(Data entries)

■ ■ ■ ■ ■

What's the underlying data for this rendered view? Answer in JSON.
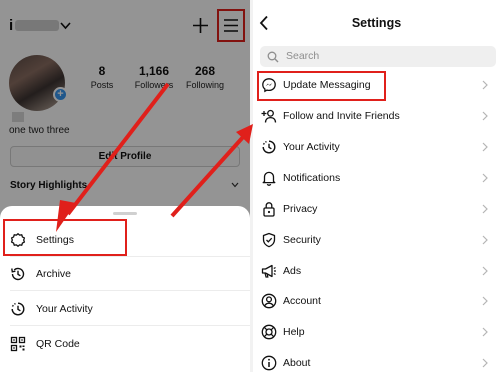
{
  "profile": {
    "stats": [
      {
        "value": "8",
        "label": "Posts"
      },
      {
        "value": "1,166",
        "label": "Followers"
      },
      {
        "value": "268",
        "label": "Following"
      }
    ],
    "bio": "one two three",
    "edit_profile": "Edit Profile",
    "story_highlights": "Story Highlights"
  },
  "sheet": {
    "items": [
      {
        "label": "Settings",
        "icon": "settings-gear-icon"
      },
      {
        "label": "Archive",
        "icon": "archive-history-icon"
      },
      {
        "label": "Your Activity",
        "icon": "activity-icon"
      },
      {
        "label": "QR Code",
        "icon": "qr-code-icon"
      }
    ]
  },
  "settings": {
    "title": "Settings",
    "search_placeholder": "Search",
    "items": [
      {
        "label": "Update Messaging",
        "icon": "messenger-icon"
      },
      {
        "label": "Follow and Invite Friends",
        "icon": "add-person-icon"
      },
      {
        "label": "Your Activity",
        "icon": "activity-icon"
      },
      {
        "label": "Notifications",
        "icon": "bell-icon"
      },
      {
        "label": "Privacy",
        "icon": "lock-icon"
      },
      {
        "label": "Security",
        "icon": "shield-icon"
      },
      {
        "label": "Ads",
        "icon": "megaphone-icon"
      },
      {
        "label": "Account",
        "icon": "account-icon"
      },
      {
        "label": "Help",
        "icon": "lifebuoy-icon"
      },
      {
        "label": "About",
        "icon": "info-icon"
      }
    ]
  },
  "colors": {
    "highlight": "#e0201b",
    "accent": "#3897f0"
  }
}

■ ■ ■ ■ ■

■ DESCRIPTION OF THE TASK ■
Without the pictures, print the records in full, exactly as they appear.

■ CORRECT ANSWER ■
What's the underlying data for this rendered view? Answer in JSON.
{
  "profile": {
    "stats": [
      {
        "value": "8",
        "label": "Posts"
      },
      {
        "value": "1,166",
        "label": "Followers"
      },
      {
        "value": "268",
        "label": "Following"
      }
    ],
    "bio": "one two three",
    "edit_profile": "Edit Profile",
    "story_highlights": "Story Highlights"
  },
  "sheet": {
    "items": [
      {
        "label": "Settings",
        "icon": "settings-gear-icon"
      },
      {
        "label": "Archive",
        "icon": "archive-history-icon"
      },
      {
        "label": "Your Activity",
        "icon": "activity-icon"
      },
      {
        "label": "QR Code",
        "icon": "qr-code-icon"
      }
    ]
  },
  "settings": {
    "title": "Settings",
    "search_placeholder": "Search",
    "items": [
      {
        "label": "Update Messaging",
        "icon": "messenger-icon"
      },
      {
        "label": "Follow and Invite Friends",
        "icon": "add-person-icon"
      },
      {
        "label": "Your Activity",
        "icon": "activity-icon"
      },
      {
        "label": "Notifications",
        "icon": "bell-icon"
      },
      {
        "label": "Privacy",
        "icon": "lock-icon"
      },
      {
        "label": "Security",
        "icon": "shield-icon"
      },
      {
        "label": "Ads",
        "icon": "megaphone-icon"
      },
      {
        "label": "Account",
        "icon": "account-icon"
      },
      {
        "label": "Help",
        "icon": "lifebuoy-icon"
      },
      {
        "label": "About",
        "icon": "info-icon"
      }
    ]
  },
  "colors": {
    "highlight": "#e0201b",
    "accent": "#3897f0"
  }
}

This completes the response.